**Problem**
Examine the records and identify each line that includes the string "Stasia". Copy those lines.

**Given entries**
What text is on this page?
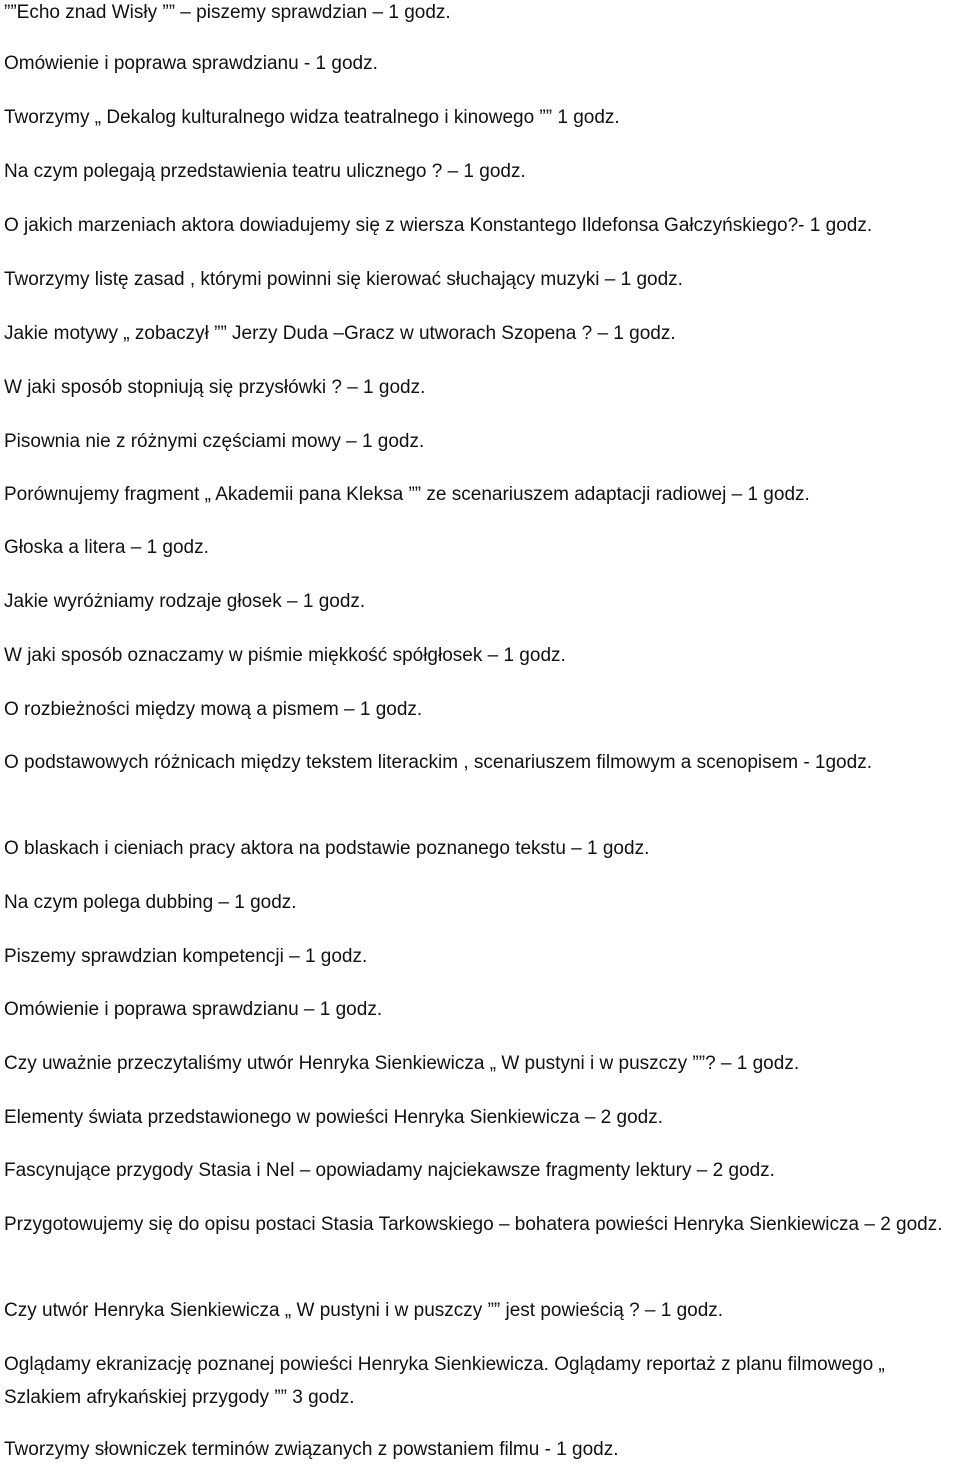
””Echo znad Wisły ”” – piszemy sprawdzian – 1 godz.
Omówienie i poprawa sprawdzianu - 1 godz.
Tworzymy „ Dekalog kulturalnego widza teatralnego i kinowego ”” 1 godz.
Na czym polegają przedstawienia teatru ulicznego ? – 1 godz.
O jakich marzeniach aktora dowiadujemy się z wiersza Konstantego Ildefonsa Gałczyńskiego?- 1 godz.
Tworzymy listę zasad , którymi powinni się kierować słuchający muzyki – 1 godz.
Jakie motywy „ zobaczył ”” Jerzy Duda –Gracz w utworach Szopena ? – 1 godz.
W jaki sposób stopniują się przysłówki ? – 1 godz.
Pisownia nie z różnymi częściami mowy – 1 godz.
Porównujemy fragment „ Akademii pana Kleksa ”” ze scenariuszem adaptacji radiowej – 1 godz.
Głoska a litera – 1 godz.
Jakie wyróżniamy rodzaje głosek – 1 godz.
W jaki sposób oznaczamy w piśmie miękkość spółgłosek – 1 godz.
O rozbieżności między mową a pismem – 1 godz.
O podstawowych różnicach między tekstem literackim , scenariuszem filmowym a scenopisem - 1godz.
O blaskach i cieniach pracy aktora na podstawie poznanego tekstu – 1 godz.
Na czym polega dubbing – 1 godz.
Piszemy sprawdzian kompetencji – 1 godz.
Omówienie i poprawa sprawdzianu – 1 godz.
Czy uważnie przeczytaliśmy utwór Henryka Sienkiewicza „ W pustyni i w puszczy ””? – 1 godz.
Elementy świata przedstawionego w powieści Henryka Sienkiewicza – 2 godz.
Fascynujące przygody Stasia i Nel – opowiadamy najciekawsze fragmenty lektury – 2 godz.
Przygotowujemy się do opisu postaci Stasia Tarkowskiego – bohatera powieści Henryka Sienkiewicza – 2 godz.
Czy utwór Henryka Sienkiewicza „ W pustyni i w puszczy ”” jest powieścią ? – 1 godz.
Oglądamy ekranizację poznanej powieści Henryka Sienkiewicza. Oglądamy reportaż z planu filmowego „ Szlakiem afrykańskiej przygody ”” 3 godz.
Tworzymy słowniczek terminów związanych z powstaniem filmu - 1 godz.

**Output of the task**
Fascynujące przygody Stasia i Nel – opowiadamy najciekawsze fragmenty lektury – 2 godz.
Przygotowujemy się do opisu postaci Stasia Tarkowskiego – bohatera powieści Henryka Sienkiewicza – 2 godz.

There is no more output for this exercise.